─── Texte d'étude
Cinéma7 mars 2022Annette

« Annette », film de Leos Carax, a fait l’ouverture du festival de Cannes en 2021 et obtenu le prix de la mise en scène.

Il  s’agit d’un objet cinématographique totalement original, un film musical dans lequel artiste et public dialoguent en chantant, un film profondément humain dont le personnage principal est joué par une marionnette. Il m’a subjugué.

À Los Angeles, une artiste lyrique, Ann Desfranoux (Marion Cotillard) et un comique, Henry Mc Henry (Adam Driver) tombent éperdument amoureux l’un de l’autre. Ils sont la coqueluche de la presse people. Lorsque nait leur petite fille, Annette, le conte de fées atteint son paroxysme.

C’est alors que les choses commencent à se dégrader. Henry est accusé par six femmes d’agressions sexuelles. Ses relations avec son public se dégradent, alors qu’Ann connaît un succès grandissant. Une nuit de tempête, sur le pont de leur yacht, Ann est emportée par les flots. Henry l’a-t-il poussée ?
──────
─── Documents fournis
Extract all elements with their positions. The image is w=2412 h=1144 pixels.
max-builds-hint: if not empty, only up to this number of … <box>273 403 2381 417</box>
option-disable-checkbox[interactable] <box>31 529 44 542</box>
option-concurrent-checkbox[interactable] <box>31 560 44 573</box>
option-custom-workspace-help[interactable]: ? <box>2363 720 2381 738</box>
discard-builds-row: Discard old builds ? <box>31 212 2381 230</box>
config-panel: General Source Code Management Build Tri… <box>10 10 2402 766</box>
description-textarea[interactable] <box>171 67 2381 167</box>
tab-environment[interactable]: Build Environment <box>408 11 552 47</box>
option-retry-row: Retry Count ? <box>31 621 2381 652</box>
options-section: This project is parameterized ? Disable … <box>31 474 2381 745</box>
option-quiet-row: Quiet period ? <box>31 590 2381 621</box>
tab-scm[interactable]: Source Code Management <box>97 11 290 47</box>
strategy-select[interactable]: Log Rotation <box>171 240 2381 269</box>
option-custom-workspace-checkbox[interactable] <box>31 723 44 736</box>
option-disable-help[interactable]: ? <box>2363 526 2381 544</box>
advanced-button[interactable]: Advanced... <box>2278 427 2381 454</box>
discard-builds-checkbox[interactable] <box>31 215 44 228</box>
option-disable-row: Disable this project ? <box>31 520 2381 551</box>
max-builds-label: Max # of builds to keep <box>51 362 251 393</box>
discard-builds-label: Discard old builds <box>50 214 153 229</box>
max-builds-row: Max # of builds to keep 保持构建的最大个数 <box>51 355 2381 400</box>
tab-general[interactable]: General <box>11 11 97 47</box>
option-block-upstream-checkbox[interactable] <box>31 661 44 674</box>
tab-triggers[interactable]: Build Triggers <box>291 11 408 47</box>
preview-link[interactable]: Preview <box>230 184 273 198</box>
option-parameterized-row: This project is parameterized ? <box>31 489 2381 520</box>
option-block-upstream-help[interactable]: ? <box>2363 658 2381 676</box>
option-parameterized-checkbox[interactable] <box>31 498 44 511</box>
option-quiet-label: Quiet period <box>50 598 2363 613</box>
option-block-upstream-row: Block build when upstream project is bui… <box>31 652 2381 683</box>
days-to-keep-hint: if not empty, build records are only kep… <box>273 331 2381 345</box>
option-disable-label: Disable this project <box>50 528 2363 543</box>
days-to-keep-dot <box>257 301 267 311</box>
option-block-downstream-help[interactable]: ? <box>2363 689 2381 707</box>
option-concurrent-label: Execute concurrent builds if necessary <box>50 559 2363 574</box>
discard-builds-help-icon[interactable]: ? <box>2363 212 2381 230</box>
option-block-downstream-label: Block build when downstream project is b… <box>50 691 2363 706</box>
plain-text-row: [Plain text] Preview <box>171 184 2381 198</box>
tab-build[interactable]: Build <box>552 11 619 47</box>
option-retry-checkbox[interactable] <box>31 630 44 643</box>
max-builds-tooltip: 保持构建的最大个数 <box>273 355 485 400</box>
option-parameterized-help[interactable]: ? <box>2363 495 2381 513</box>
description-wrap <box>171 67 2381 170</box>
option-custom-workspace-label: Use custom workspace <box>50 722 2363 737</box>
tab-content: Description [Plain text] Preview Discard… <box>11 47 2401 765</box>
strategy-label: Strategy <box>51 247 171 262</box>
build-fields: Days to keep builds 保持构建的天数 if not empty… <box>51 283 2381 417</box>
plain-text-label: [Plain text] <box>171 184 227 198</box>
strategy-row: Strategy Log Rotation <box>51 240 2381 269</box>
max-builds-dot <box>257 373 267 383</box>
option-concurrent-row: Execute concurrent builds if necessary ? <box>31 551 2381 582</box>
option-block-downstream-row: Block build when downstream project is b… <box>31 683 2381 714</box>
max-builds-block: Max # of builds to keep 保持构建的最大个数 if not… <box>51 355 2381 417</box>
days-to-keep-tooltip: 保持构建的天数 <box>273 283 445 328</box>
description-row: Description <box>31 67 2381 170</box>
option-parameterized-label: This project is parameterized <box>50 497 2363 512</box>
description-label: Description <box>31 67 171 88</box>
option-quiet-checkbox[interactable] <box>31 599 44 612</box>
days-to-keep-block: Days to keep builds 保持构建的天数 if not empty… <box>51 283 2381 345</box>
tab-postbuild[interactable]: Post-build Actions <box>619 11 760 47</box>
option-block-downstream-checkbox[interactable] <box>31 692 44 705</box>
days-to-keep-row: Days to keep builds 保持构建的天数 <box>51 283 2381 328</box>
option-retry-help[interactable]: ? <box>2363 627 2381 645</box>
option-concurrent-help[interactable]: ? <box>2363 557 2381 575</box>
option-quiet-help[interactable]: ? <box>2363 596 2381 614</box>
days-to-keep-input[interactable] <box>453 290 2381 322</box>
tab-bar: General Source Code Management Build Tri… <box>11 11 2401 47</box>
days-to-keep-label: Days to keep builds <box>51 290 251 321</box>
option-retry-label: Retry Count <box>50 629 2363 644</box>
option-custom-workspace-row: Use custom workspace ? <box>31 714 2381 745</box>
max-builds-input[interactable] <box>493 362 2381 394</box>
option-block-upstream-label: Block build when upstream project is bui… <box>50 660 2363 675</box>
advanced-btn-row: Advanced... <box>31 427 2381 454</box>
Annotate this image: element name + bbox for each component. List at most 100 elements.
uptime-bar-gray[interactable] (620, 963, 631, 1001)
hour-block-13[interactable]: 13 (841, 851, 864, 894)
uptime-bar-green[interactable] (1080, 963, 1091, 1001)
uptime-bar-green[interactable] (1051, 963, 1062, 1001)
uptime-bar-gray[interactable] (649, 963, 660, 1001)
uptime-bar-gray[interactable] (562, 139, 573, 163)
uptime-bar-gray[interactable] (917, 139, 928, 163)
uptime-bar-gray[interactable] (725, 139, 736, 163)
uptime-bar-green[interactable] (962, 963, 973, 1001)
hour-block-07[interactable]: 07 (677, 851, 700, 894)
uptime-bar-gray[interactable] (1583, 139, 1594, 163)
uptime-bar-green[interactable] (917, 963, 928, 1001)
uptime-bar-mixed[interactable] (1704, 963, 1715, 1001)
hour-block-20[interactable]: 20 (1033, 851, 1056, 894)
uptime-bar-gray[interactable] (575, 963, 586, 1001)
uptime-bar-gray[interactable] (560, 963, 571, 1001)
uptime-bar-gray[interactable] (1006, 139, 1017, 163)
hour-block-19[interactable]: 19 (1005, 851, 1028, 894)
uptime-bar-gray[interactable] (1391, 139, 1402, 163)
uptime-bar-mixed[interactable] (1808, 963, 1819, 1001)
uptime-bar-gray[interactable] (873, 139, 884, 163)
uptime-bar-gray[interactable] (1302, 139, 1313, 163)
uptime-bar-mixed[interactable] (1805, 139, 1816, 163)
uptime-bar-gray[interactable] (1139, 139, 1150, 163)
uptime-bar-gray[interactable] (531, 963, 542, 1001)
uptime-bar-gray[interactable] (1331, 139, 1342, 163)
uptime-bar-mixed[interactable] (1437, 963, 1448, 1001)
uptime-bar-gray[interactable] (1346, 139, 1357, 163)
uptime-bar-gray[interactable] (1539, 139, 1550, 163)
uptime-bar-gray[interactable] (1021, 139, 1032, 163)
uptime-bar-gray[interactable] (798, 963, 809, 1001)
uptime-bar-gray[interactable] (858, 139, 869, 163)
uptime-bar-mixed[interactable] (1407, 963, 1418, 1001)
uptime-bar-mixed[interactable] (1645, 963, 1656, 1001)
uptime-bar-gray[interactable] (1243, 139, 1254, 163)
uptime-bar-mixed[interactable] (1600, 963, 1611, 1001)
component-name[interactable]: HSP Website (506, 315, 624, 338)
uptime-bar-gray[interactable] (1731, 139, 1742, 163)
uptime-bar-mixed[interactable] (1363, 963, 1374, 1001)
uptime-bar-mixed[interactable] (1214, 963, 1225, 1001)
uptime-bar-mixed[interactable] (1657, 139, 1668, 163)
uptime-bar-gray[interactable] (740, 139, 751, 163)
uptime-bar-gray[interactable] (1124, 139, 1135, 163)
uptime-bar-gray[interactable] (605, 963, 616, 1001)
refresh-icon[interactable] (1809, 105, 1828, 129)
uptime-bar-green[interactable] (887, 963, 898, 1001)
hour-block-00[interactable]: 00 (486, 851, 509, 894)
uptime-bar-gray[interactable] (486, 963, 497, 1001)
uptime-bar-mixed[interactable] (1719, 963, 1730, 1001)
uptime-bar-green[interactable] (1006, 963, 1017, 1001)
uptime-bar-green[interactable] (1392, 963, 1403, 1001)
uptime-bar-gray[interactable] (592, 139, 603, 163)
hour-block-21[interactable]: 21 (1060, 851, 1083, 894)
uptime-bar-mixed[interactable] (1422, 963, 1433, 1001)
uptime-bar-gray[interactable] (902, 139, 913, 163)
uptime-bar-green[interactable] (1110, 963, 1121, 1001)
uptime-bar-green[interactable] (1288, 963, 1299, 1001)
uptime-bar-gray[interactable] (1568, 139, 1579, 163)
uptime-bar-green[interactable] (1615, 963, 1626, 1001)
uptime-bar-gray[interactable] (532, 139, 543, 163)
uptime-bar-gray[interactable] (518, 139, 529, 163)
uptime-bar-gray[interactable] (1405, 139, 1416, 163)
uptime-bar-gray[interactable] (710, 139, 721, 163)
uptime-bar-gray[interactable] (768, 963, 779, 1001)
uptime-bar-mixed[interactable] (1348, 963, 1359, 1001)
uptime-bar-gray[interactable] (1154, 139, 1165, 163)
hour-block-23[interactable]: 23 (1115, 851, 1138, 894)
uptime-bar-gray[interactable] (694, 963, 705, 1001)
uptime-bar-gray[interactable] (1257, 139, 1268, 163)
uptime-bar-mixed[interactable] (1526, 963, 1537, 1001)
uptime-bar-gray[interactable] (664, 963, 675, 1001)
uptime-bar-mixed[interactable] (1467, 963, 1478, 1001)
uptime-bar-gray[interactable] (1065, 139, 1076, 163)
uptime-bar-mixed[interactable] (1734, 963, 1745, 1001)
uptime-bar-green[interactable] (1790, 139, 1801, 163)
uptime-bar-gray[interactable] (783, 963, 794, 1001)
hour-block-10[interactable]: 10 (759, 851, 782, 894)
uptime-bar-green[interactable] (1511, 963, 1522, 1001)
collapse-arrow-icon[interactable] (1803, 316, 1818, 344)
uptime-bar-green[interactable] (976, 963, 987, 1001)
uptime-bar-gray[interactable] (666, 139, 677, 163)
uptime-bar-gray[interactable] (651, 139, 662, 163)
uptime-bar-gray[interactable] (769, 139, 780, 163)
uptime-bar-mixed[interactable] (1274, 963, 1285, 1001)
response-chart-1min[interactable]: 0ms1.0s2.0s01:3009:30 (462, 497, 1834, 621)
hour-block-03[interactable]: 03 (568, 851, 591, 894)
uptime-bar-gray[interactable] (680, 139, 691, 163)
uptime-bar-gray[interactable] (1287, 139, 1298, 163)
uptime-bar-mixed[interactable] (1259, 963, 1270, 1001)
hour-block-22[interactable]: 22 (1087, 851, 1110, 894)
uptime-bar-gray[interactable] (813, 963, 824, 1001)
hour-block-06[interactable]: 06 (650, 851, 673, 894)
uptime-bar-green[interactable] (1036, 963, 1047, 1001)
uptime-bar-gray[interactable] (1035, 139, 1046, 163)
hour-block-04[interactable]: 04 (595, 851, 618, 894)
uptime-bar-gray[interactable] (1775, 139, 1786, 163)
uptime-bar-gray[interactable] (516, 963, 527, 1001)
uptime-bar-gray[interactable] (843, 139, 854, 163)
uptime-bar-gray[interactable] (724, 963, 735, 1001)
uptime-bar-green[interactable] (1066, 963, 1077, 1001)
──────
_Consignes_.
1. Relevez tous les personnages du film nommés dans la critique d'Annette.
2. Répondez à chaque question à partir de la critique d'Annette.
(a) Quel prix le film a-t-il obtenu au festival de Cannes ?
(b) Dans quelle ville Ann et Henry tombent-ils amoureux ?
(c) Par combien de femmes Henry est-il accusé d'agressions sexuelles ?
La liste fournie n'est pas nécessaire pour répondre.

_Corrigé_.
1.
Ann Desfranoux
Henry Mc Henry
Annette

2.
(a) Le prix de la mise en scène.
(b) À Los Angeles.
(c) Par six femmes.